— Reading text —

Of the public general acts, 2,498 remained in force for England and Wales.

| Type | Number |
|---|---|
| Acts repealed | 2,707 |
| Acts virtually repealed | 2,617 |
| Acts obsolete | 436 |
| Acts expired or virtually expired | 4,287 |
| Acts relating exclusively to Scotland | 419 |
| Acts relating exclusively to Ireland | 610 |
| Acts relating exclusively to the Colonies | 400 |
| Acts of a merely local or personal | 2,468 |
| Total | 13,944 |

Chisholm Anstey and Rogers divided these acts into eight divisions:

1. Crown
2. Parliament
3. Finance
4. Public Economy
5. Rights of Private Persons
6. Administration of Civil Justice
7. Criminal Law and the Administration of Criminal Justice
8. Religion

In parallel, Coode cross-checked this list by beginning with statutes most recently passed. Coode published a specimen chronological register for the session ending in 1855 (18 & 19 Vict.) and publishing a completed register, to be revised after the end of each parliamentary session. Coode further suggested the publication of an expurgated and collated copy of the Statutes at Large, for which he obtained an estimate of £720l for the printing of 1,000 copies by the Queen's Printer. Coode also prepared a digest of the law relating to the poor.

In addition to reviewing and revising the expurgatory list, Brickdale experimented with different methods of legal codification, using distress for rent as a sample to produce a basic digest of the statute law, a digest of the whole statute and common law and a simplified and improved code of the law.

The Commissioners examined various efforts at statute law revision, both in the United Kingdom and internationally. Bellenden Ker endorsed the approach suggested by the 1835 Royal Commission for the Revision of the Statute Law, advocating for a declaratory law to remove obsolete statutes, the completion of an expurgatory list, and the gradual consolidation of laws by subject. He recommended an approach similar to that undertaken in the State of New York and the State of Massachusetts, where statutes were first grouped by subject matter—such as public departments, excise, customs, and assessed taxes—before undertaking a comprehensive revision of the statute book.

Ker also proposed the establishment of a permanent board dedicated to continuous statute law revision and consolidation, building upon the success of the standing counsel to the Home Office, which had improved legislative drafting. Additionally, he commended the work of the Counsel to the Speaker of the House of Commons, particularly in overseeing the Clauses Consolidation Acts. These acts significantly streamlined legislative processes, reducing the length of private acts by over 100,000 folio pages, improving consistency, and ensuring a more uniform statutory framework.

[Records from a dataset]
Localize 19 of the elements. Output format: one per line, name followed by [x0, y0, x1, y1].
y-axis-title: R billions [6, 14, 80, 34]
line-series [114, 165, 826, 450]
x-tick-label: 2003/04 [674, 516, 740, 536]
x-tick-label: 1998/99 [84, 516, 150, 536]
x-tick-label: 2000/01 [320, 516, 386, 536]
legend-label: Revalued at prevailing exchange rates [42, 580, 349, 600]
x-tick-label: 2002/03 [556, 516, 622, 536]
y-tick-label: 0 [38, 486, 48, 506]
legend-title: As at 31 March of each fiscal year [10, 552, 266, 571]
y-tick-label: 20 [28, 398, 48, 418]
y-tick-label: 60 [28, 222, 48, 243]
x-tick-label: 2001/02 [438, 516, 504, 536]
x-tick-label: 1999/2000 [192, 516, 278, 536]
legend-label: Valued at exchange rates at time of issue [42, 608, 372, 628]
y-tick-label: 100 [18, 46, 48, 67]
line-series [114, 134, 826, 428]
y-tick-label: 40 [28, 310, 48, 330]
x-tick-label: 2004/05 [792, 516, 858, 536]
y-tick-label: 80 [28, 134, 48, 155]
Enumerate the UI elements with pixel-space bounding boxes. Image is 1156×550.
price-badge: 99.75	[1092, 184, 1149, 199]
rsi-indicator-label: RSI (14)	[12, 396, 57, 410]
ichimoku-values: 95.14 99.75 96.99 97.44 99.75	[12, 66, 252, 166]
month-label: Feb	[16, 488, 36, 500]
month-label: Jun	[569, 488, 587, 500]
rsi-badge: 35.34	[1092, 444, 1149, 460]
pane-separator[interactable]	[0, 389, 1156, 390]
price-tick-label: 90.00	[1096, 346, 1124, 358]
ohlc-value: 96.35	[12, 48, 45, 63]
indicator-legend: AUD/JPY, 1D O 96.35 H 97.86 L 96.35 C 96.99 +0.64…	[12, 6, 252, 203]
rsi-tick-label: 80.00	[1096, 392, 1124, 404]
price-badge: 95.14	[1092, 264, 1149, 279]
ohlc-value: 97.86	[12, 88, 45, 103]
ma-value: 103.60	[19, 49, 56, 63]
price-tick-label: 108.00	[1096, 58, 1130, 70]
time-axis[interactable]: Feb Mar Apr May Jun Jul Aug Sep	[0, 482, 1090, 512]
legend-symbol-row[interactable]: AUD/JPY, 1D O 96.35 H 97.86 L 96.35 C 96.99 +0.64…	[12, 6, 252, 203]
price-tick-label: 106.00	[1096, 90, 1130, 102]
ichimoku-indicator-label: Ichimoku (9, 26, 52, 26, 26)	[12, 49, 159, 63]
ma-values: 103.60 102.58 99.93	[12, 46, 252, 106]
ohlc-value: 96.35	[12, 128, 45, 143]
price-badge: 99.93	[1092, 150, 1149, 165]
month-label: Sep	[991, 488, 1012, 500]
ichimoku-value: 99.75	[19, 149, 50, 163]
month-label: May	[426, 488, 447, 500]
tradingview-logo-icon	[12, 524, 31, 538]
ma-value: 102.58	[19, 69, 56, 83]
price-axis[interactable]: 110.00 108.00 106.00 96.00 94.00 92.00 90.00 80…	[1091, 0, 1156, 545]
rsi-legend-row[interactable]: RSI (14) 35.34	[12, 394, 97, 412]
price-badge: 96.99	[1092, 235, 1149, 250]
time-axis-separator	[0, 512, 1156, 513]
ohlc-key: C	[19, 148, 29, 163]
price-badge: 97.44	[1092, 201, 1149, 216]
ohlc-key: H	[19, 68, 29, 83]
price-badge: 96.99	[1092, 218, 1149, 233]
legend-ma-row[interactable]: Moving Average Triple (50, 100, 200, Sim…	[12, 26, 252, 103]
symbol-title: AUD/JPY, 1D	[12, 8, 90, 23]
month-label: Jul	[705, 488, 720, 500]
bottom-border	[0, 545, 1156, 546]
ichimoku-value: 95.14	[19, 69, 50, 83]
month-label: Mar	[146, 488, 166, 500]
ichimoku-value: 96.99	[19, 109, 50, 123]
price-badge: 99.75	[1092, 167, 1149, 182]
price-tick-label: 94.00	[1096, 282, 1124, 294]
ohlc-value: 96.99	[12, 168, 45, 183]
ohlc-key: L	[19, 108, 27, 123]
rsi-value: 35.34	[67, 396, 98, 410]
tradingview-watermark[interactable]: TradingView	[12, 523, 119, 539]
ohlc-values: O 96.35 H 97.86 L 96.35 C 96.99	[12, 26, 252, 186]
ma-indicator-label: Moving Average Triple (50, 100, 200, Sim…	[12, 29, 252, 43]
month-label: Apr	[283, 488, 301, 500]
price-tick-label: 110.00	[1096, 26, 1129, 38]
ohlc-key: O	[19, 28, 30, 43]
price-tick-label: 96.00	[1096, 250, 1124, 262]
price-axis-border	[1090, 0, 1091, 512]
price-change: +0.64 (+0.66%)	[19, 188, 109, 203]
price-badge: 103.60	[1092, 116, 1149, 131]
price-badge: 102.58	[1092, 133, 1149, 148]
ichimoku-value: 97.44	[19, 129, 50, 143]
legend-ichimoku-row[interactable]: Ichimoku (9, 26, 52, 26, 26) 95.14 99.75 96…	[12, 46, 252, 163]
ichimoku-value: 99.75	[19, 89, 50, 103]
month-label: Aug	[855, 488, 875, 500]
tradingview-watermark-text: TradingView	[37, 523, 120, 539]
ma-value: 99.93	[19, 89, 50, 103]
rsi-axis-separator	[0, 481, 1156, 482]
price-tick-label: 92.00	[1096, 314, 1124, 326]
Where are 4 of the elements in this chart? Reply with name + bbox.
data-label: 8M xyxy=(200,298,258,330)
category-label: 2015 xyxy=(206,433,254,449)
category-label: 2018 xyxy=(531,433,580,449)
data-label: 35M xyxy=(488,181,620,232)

— Exercise requirements —
**A)** According to the passage on statute law revision, why did Ker commend the work of the Counsel to the Speaker of the House of Commons? Answer in one to three sentences.
**B)** Answer these questions from the passage on statute law revision:
(i) How many public general acts remained in force for England and Wales?
(ii) What subject did Brickdale use as a sample when experimenting with methods of codification?
(iii) Which session did Coode's specimen chronological register cover?
**C)** Pick up the passage on statute law revision after its final sentence and carry it forward.

— Task responses —
**A)** Ker commended it particularly for its oversight of the Clauses Consolidation Acts, which significantly streamlined legislative processes. Those acts reduced the length of private acts by over 100,000 folio pages, improved consistency, and ensured a more uniform statutory framework.

**B)**
(i) 2,498.
(ii) Distress for rent.
(iii) The session ending in 1855 (18 & 19 Vict.).

**C)**
=== Second report ===
The Board issued its second report to the Lord Chancellor on 27 January 1854, laid before the House of Lords and ordered to be printed on 31 January 1894. The report was re-printed on 12 June 1854 as a return dated 9 March 1854 to an address of the House of Commons dated 7 March 1854.

In it, Ker argued against the policy of statute law revision, instead suggesting the preparation of a number of consolidation bills."So far from its being any part of the duty of the legislature to pass a declaratory statute as to expired and defunct Acts, such a measure would at best be nugatory, and perhaps mischievous. Besides, such a statute, with its thousands of entries, would be impossible to pass"

=== Third report ===
The Board issued its third and final report on 2 June 1854, laid before the House of Lords and ordered to be printed on 2 June 1894.

In it, Bellenden Ker maintained his opinion in his second report and argued for a permanent Statute Law Board for:

1. The gradual consolidation or rewriting of statute law
2. Preparing or settling bills for the Government and such other parties as should choose to apply for them, and reporting on Bills referred to them
3. Watching Bills in their progress through the two Houses, and reporting on alterations which might appear to make the enactments inconsistent with themselves or with other branches of the law

Chisholm Anstey argued for a general expurgatory bill as preliminary work to consolidation, submitting drafts of Bills for consolidating enactments relating to the National Debt, the Consolidated Fund and certain public officers, and pensions, as well as a bill for the interpretation of enactments.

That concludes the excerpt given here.